Within the listing below, locate all lines containing the word "dash". Copy each one.

==== DATA EXCERPTS ====

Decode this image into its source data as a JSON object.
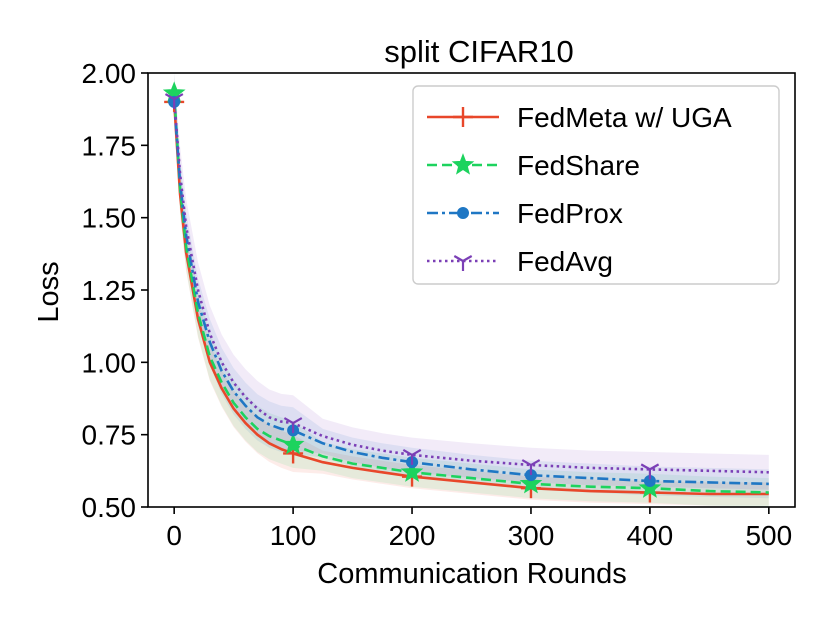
{
  "chart_data": {
    "type": "line",
    "title": "split CIFAR10",
    "xlabel": "Communication Rounds",
    "ylabel": "Loss",
    "xlim": [
      -22,
      522
    ],
    "ylim": [
      0.5,
      2.0
    ],
    "xticks": [
      0,
      100,
      200,
      300,
      400,
      500
    ],
    "yticks": [
      0.5,
      0.75,
      1.0,
      1.25,
      1.5,
      1.75,
      2.0
    ],
    "xtick_labels": [
      "0",
      "100",
      "200",
      "300",
      "400",
      "500"
    ],
    "ytick_labels": [
      "0.50",
      "0.75",
      "1.00",
      "1.25",
      "1.50",
      "1.75",
      "2.00"
    ],
    "grid": false,
    "legend_position": "top-right",
    "marker_x": [
      0,
      100,
      200,
      300,
      400
    ],
    "series": [
      {
        "name": "FedMeta w/ UGA",
        "color": "#e8472a",
        "dash": "solid",
        "marker": "plus",
        "x": [
          0,
          5,
          10,
          20,
          30,
          40,
          50,
          60,
          70,
          80,
          90,
          100,
          125,
          150,
          175,
          200,
          250,
          300,
          350,
          400,
          450,
          500
        ],
        "y": [
          1.9,
          1.58,
          1.38,
          1.15,
          1.0,
          0.91,
          0.84,
          0.79,
          0.75,
          0.72,
          0.7,
          0.685,
          0.655,
          0.635,
          0.62,
          0.605,
          0.585,
          0.565,
          0.555,
          0.55,
          0.545,
          0.545
        ],
        "band": 0.04
      },
      {
        "name": "FedShare",
        "color": "#1dd35e",
        "dash": "dashed",
        "marker": "star",
        "x": [
          0,
          5,
          10,
          20,
          30,
          40,
          50,
          60,
          70,
          80,
          90,
          100,
          125,
          150,
          175,
          200,
          250,
          300,
          350,
          400,
          450,
          500
        ],
        "y": [
          1.93,
          1.6,
          1.4,
          1.17,
          1.02,
          0.93,
          0.86,
          0.81,
          0.77,
          0.745,
          0.73,
          0.715,
          0.675,
          0.65,
          0.635,
          0.62,
          0.6,
          0.58,
          0.57,
          0.565,
          0.555,
          0.55
        ],
        "band": 0.05
      },
      {
        "name": "FedProx",
        "color": "#1f77c4",
        "dash": "dashdot",
        "marker": "circle",
        "x": [
          0,
          5,
          10,
          20,
          30,
          40,
          50,
          60,
          70,
          80,
          90,
          100,
          125,
          150,
          175,
          200,
          250,
          300,
          350,
          400,
          450,
          500
        ],
        "y": [
          1.9,
          1.62,
          1.44,
          1.21,
          1.07,
          0.97,
          0.9,
          0.85,
          0.81,
          0.785,
          0.77,
          0.765,
          0.72,
          0.69,
          0.67,
          0.655,
          0.63,
          0.61,
          0.6,
          0.59,
          0.585,
          0.58
        ],
        "band": 0.05
      },
      {
        "name": "FedAvg",
        "color": "#7b3fb6",
        "dash": "dotted",
        "marker": "tri",
        "x": [
          0,
          5,
          10,
          20,
          30,
          40,
          50,
          60,
          70,
          80,
          90,
          100,
          125,
          150,
          175,
          200,
          250,
          300,
          350,
          400,
          450,
          500
        ],
        "y": [
          1.91,
          1.65,
          1.47,
          1.25,
          1.1,
          1.0,
          0.93,
          0.88,
          0.84,
          0.81,
          0.795,
          0.79,
          0.745,
          0.715,
          0.695,
          0.68,
          0.66,
          0.645,
          0.635,
          0.63,
          0.625,
          0.62
        ],
        "band": 0.06
      }
    ]
  }
}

====

WRITTEN SOLUTION |
        "dash": "solid",
        "dash": "dashed",
        "dash": "dashdot",
        "dash": "dotted",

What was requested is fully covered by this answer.